── Source document ──
= 1973 in the United Kingdom =

Events from the year 1973 in the United Kingdom.

==Incumbents==
- Monarch – Elizabeth II
- Prime Minister – Edward Heath (Conservative)

==Events==

===January===
- 1 January – The United Kingdom, Ireland and Denmark enter the European Economic Community.
- 4 January – 300 children attack British Army troops in Derry, Northern Ireland.
- 11 January – The Open University awards its first degrees.
- 18 January – Eleven Labour Party councillors in Clay Cross, Derbyshire, England, are ordered to pay £6,985 for not enforcing the Housing Finance Act.
- 19 January – The super tug Statesman is sent to protect British fishing vessels from Icelandic action in the Cod War.
- 22 January – British share values fall by £4,000,000,000 in one day.
- 25 January – English actor Derren Nesbitt is convicted of assaulting his wife Anne Aubrey.

===February===
- 16 February – The Court of Appeal of England and Wales rules that The Sunday Times can publish articles on thalidomide and Distillers Company, despite ongoing legal actions by parents (the decision is overturned in July by the House of Lords).
- 20 February – Two Pakistanis are shot dead by police in London after being found in the Indian High Commission carrying pistols, which are later established to have been fake.
- 26 February – Edward Heath's government publishes a Green Paper on prices and incomes policy.
───
── Source data ──
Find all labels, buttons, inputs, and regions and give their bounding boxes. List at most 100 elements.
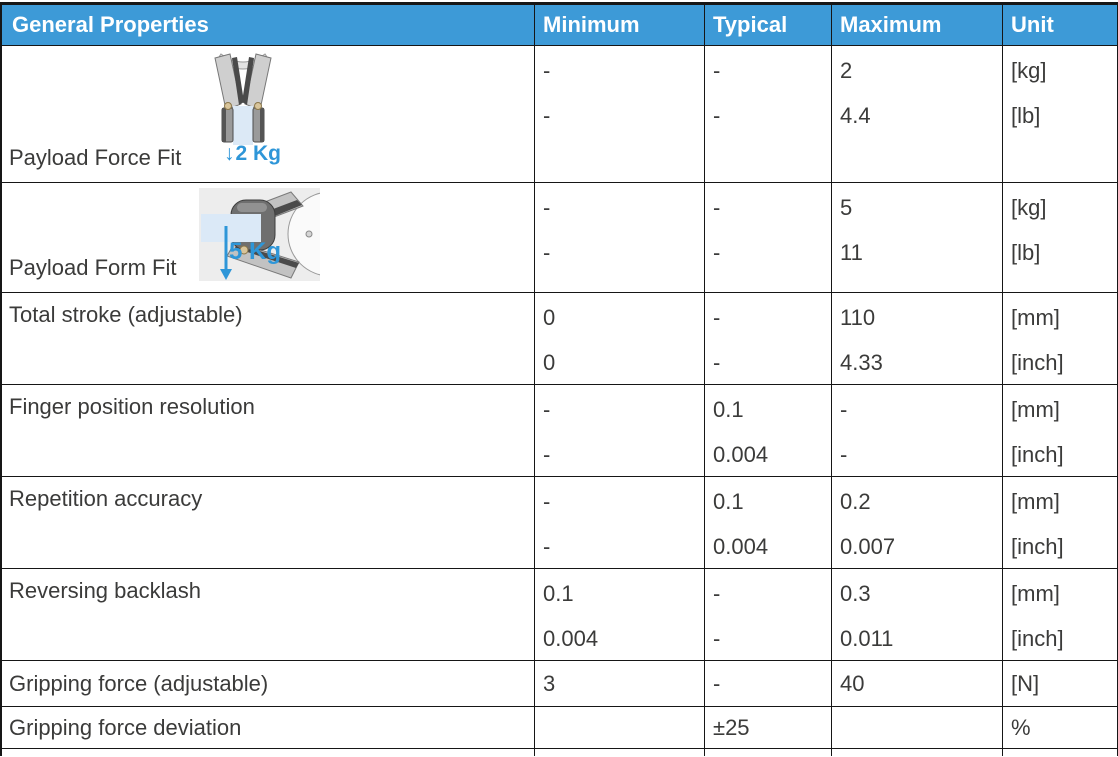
───
* _Stated task_
Reproduce the passage of the 1973 in the United Kingdom text that begins at the words "- 18 January" and stops after "in one day.". The material has no connection to the text about 1973 in the United Kingdom.

* _Task answer_
- 18 January – Eleven Labour Party councillors in Clay Cross, Derbyshire, England, are ordered to pay £6,985 for not enforcing the Housing Finance Act.
- 19 January – The super tug Statesman is sent to protect British fishing vessels from Icelandic action in the Cod War.
- 22 January – British share values fall by £4,000,000,000 in one day.